(Task to complete): Locate the word "false" in the data below, then copy every line that holds it.

(Provided records):
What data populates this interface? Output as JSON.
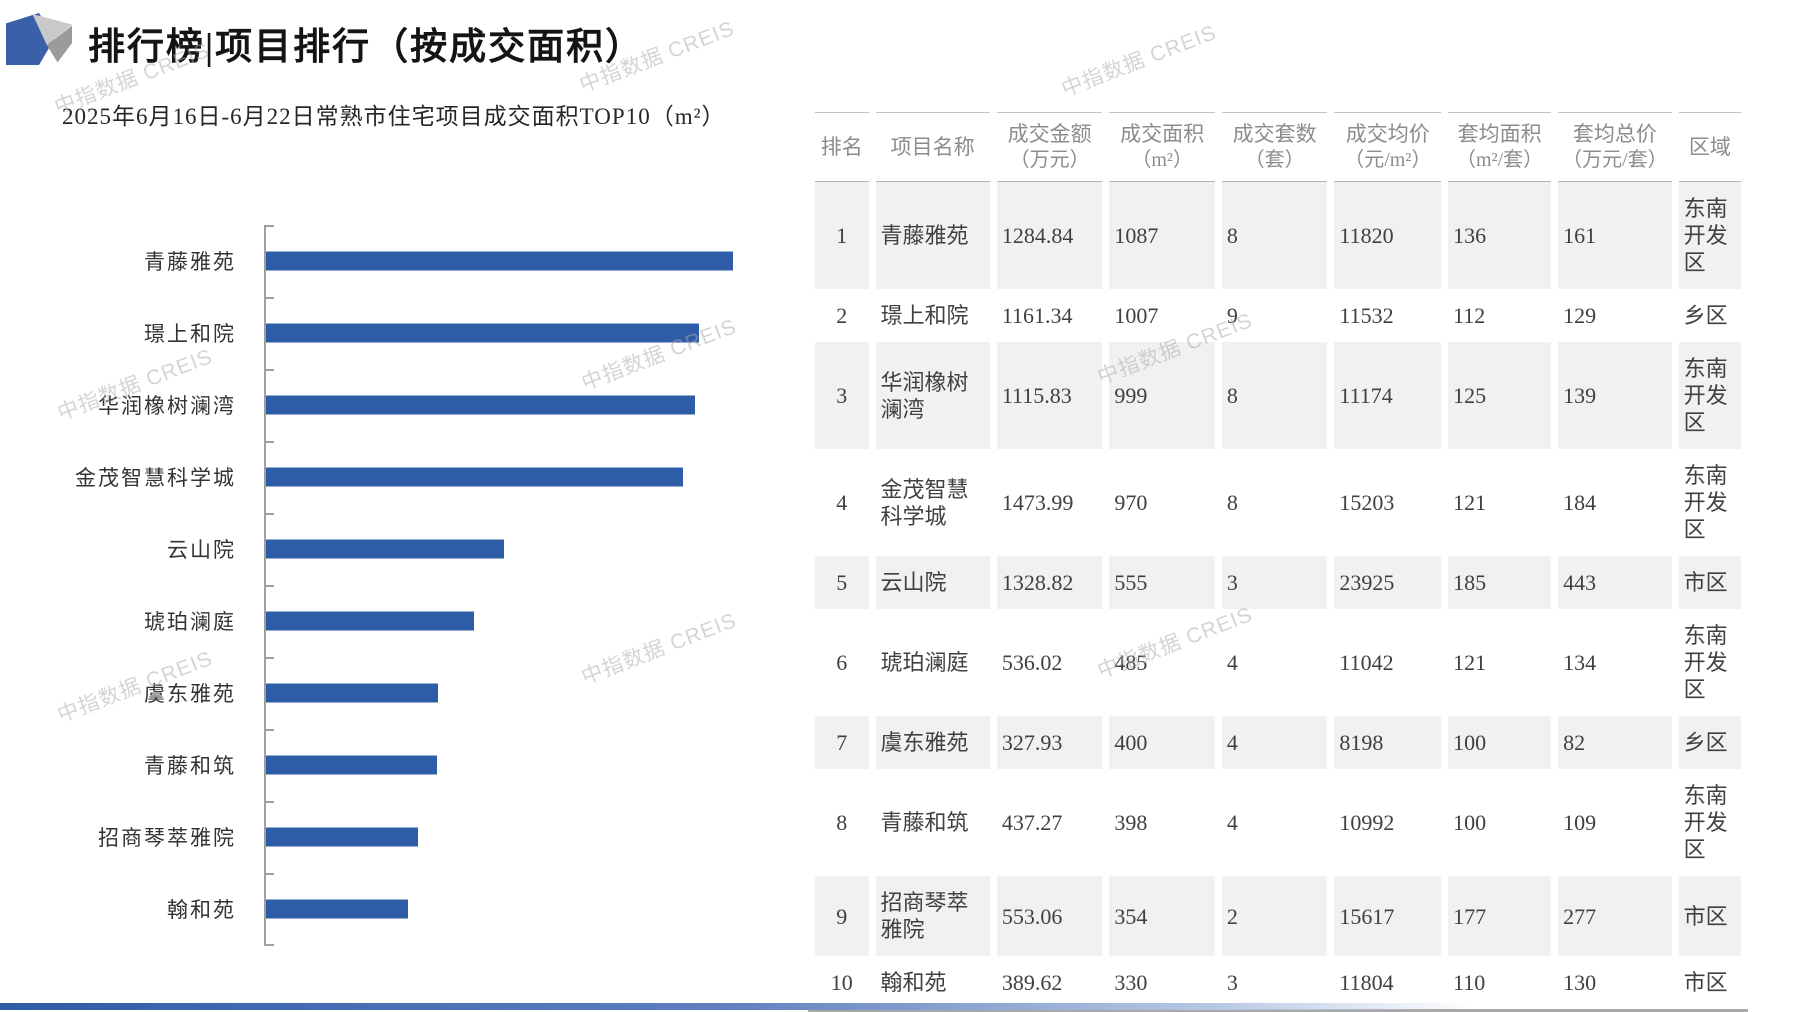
{
  "page": {
    "title": "排行榜|项目排行（按成交面积）",
    "subtitle": "2025年6月16日-6月22日常熟市住宅项目成交面积TOP10（m²）",
    "watermark": "中指数据 CREIS"
  },
  "colors": {
    "bar_blue": "#2f5ca7",
    "axis_gray": "#a0a0a0",
    "zebra_gray": "#f1f1f3"
  },
  "chart_data": {
    "type": "bar",
    "orientation": "horizontal",
    "title": "2025年6月16日-6月22日常熟市住宅项目成交面积TOP10（m²）",
    "categories": [
      "青藤雅苑",
      "璟上和院",
      "华润橡树澜湾",
      "金茂智慧科学城",
      "云山院",
      "琥珀澜庭",
      "虞东雅苑",
      "青藤和筑",
      "招商琴萃雅院",
      "翰和苑"
    ],
    "values": [
      1087,
      1007,
      999,
      970,
      555,
      485,
      400,
      398,
      354,
      330
    ],
    "series_name": "成交面积（m²）",
    "xlim": [
      0,
      1150
    ],
    "grid": false,
    "legend": false,
    "value_labels_visible": false
  },
  "table": {
    "headers": [
      {
        "label": "排名",
        "unit": ""
      },
      {
        "label": "项目名称",
        "unit": ""
      },
      {
        "label": "成交金额",
        "unit": "（万元）"
      },
      {
        "label": "成交面积",
        "unit": "（m²）"
      },
      {
        "label": "成交套数",
        "unit": "（套）"
      },
      {
        "label": "成交均价",
        "unit": "（元/m²）"
      },
      {
        "label": "套均面积",
        "unit": "（m²/套）"
      },
      {
        "label": "套均总价",
        "unit": "（万元/套）"
      },
      {
        "label": "区域",
        "unit": ""
      }
    ],
    "rows": [
      [
        "1",
        "青藤雅苑",
        "1284.84",
        "1087",
        "8",
        "11820",
        "136",
        "161",
        "东南开发区"
      ],
      [
        "2",
        "璟上和院",
        "1161.34",
        "1007",
        "9",
        "11532",
        "112",
        "129",
        "乡区"
      ],
      [
        "3",
        "华润橡树澜湾",
        "1115.83",
        "999",
        "8",
        "11174",
        "125",
        "139",
        "东南开发区"
      ],
      [
        "4",
        "金茂智慧科学城",
        "1473.99",
        "970",
        "8",
        "15203",
        "121",
        "184",
        "东南开发区"
      ],
      [
        "5",
        "云山院",
        "1328.82",
        "555",
        "3",
        "23925",
        "185",
        "443",
        "市区"
      ],
      [
        "6",
        "琥珀澜庭",
        "536.02",
        "485",
        "4",
        "11042",
        "121",
        "134",
        "东南开发区"
      ],
      [
        "7",
        "虞东雅苑",
        "327.93",
        "400",
        "4",
        "8198",
        "100",
        "82",
        "乡区"
      ],
      [
        "8",
        "青藤和筑",
        "437.27",
        "398",
        "4",
        "10992",
        "100",
        "109",
        "东南开发区"
      ],
      [
        "9",
        "招商琴萃雅院",
        "553.06",
        "354",
        "2",
        "15617",
        "177",
        "277",
        "市区"
      ],
      [
        "10",
        "翰和苑",
        "389.62",
        "330",
        "3",
        "11804",
        "110",
        "130",
        "市区"
      ]
    ]
  }
}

(Exercise answer):
    "grid": false,
    "legend": false,
    "value_labels_visible": false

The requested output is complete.